Stated goal: Copy every line of the data in which the word "change" occurs.

━━━ Extracted records ━━━

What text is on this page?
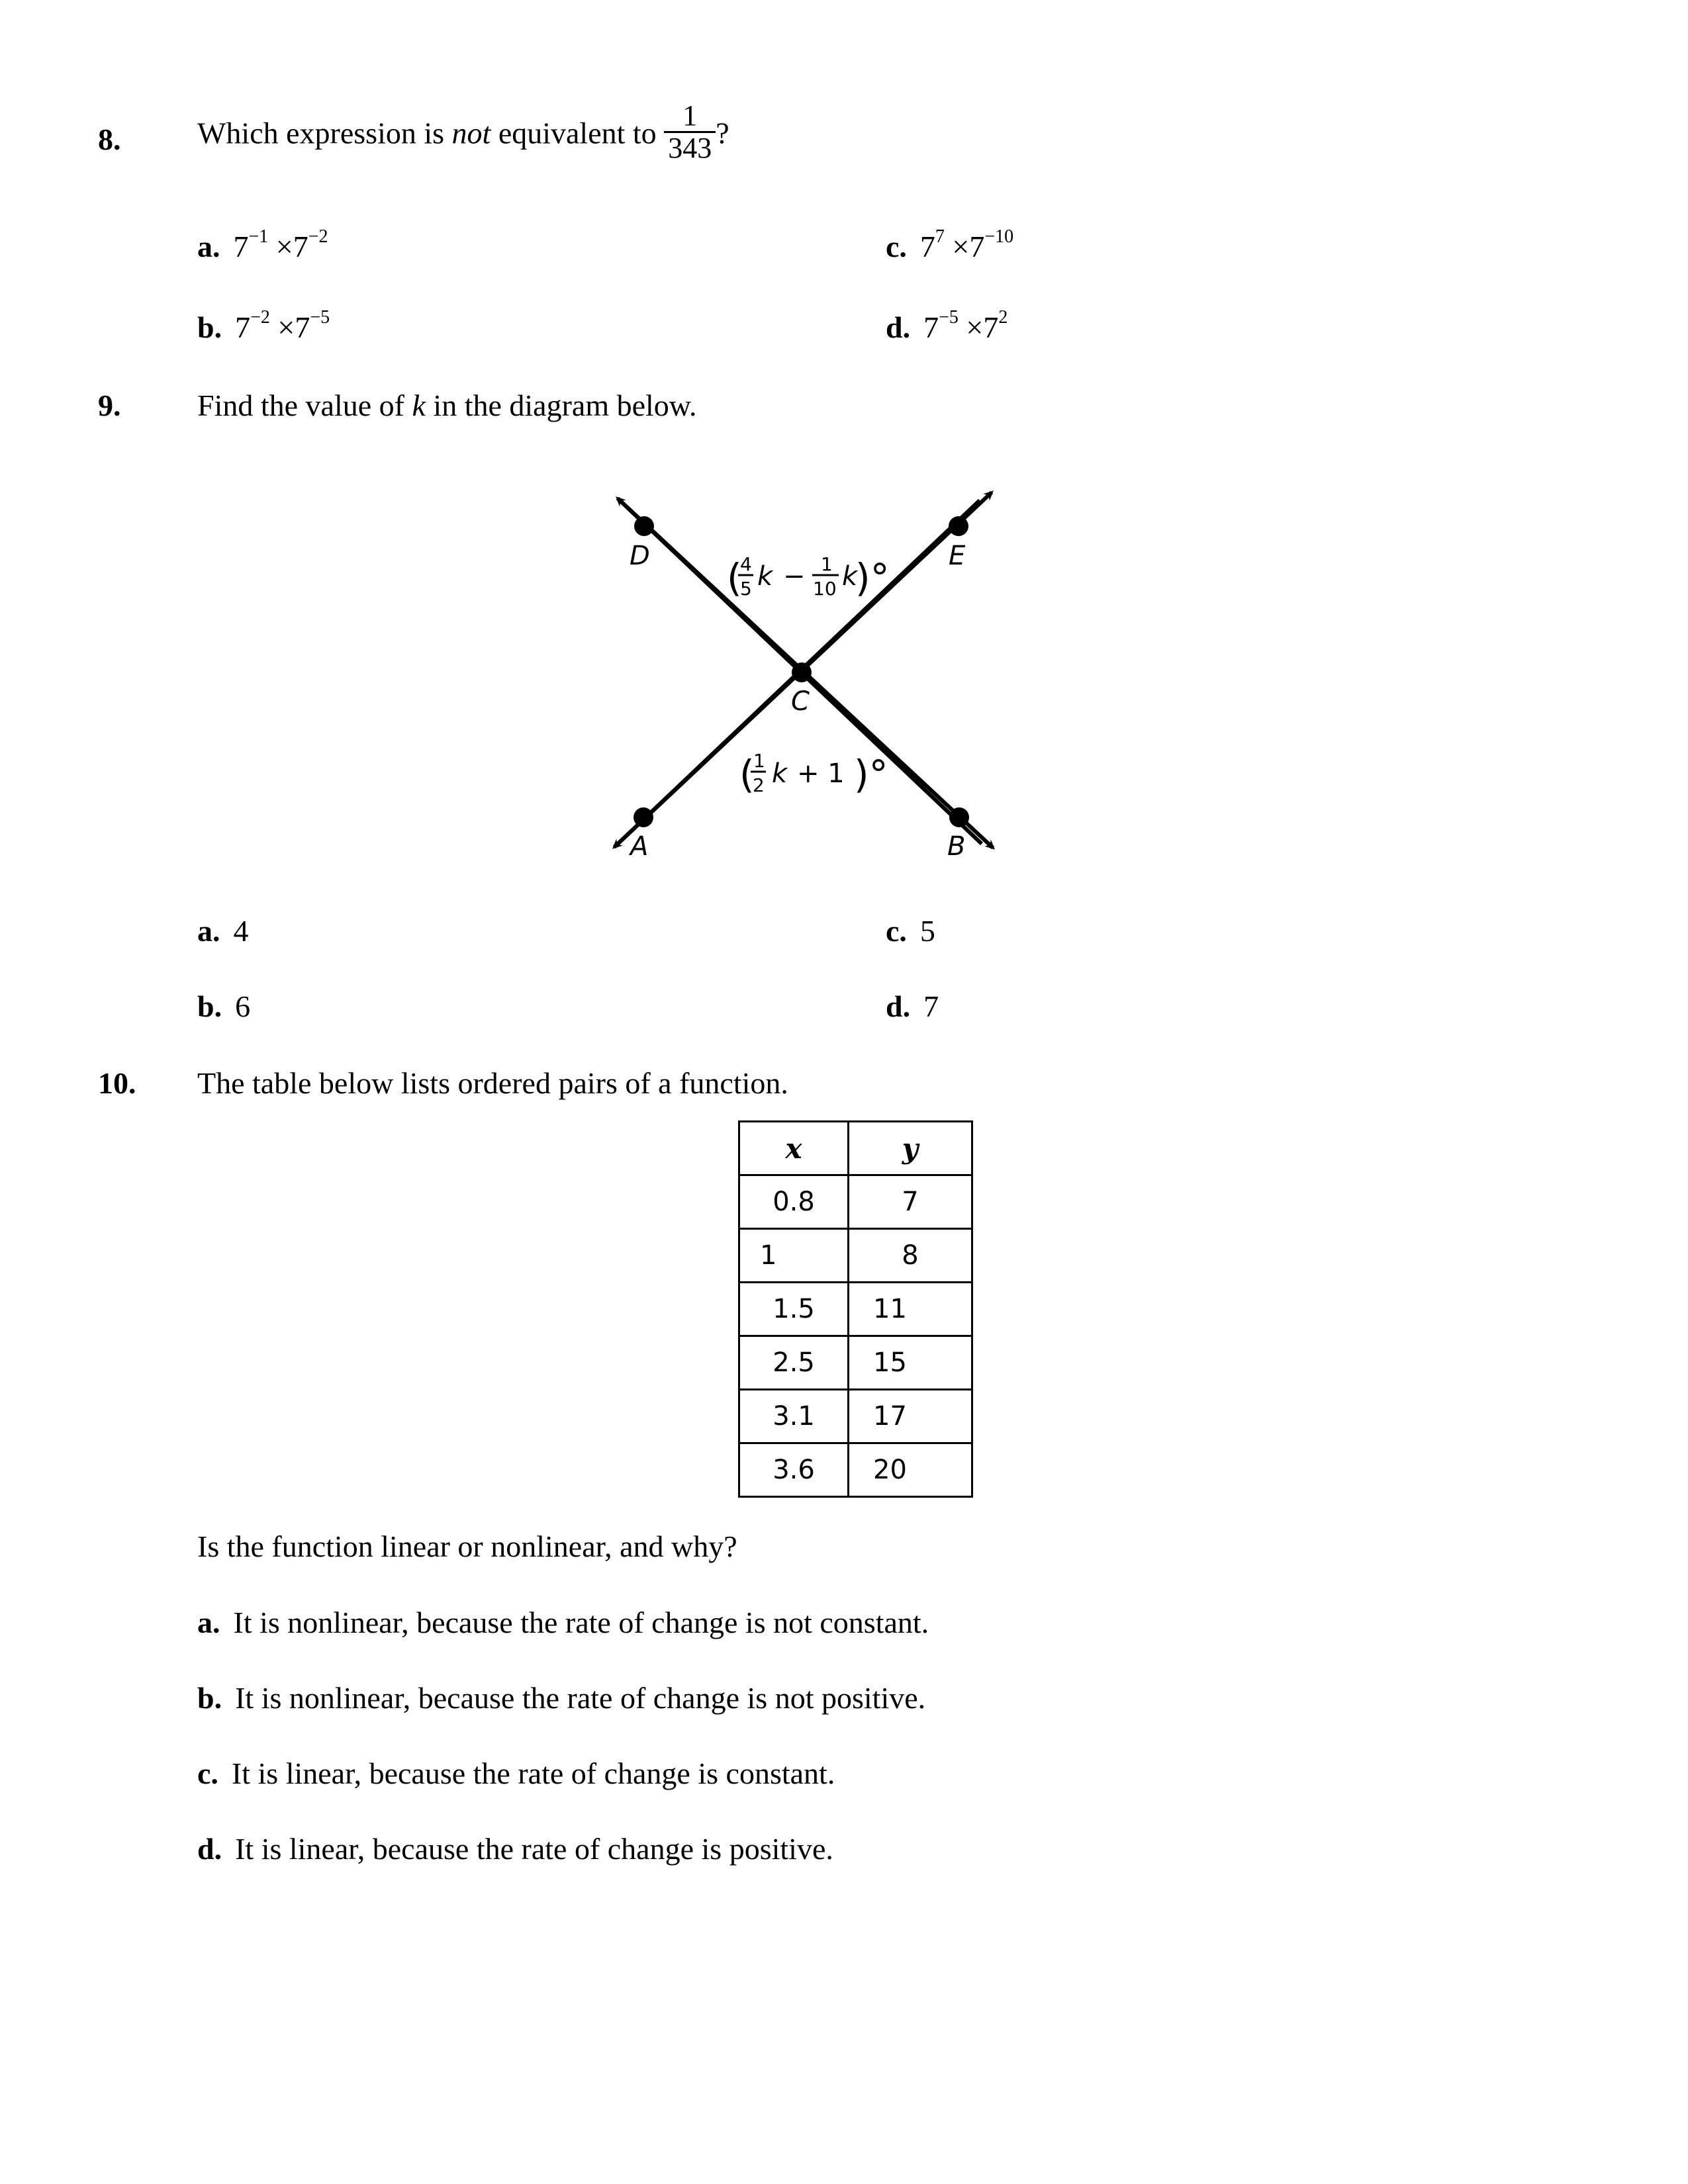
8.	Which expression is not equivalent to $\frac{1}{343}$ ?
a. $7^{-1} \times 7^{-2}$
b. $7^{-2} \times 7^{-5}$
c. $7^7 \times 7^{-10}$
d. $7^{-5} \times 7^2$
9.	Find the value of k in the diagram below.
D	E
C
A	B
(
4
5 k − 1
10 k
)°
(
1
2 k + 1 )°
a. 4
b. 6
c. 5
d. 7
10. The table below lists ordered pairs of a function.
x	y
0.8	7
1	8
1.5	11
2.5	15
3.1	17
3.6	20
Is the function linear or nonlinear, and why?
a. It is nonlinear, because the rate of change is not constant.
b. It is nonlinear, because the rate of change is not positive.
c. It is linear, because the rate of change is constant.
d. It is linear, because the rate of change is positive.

━━━

Solved exercise:
a. It is nonlinear, because the rate of change is not constant.
b. It is nonlinear, because the rate of change is not positive.
c. It is linear, because the rate of change is constant.
d. It is linear, because the rate of change is positive.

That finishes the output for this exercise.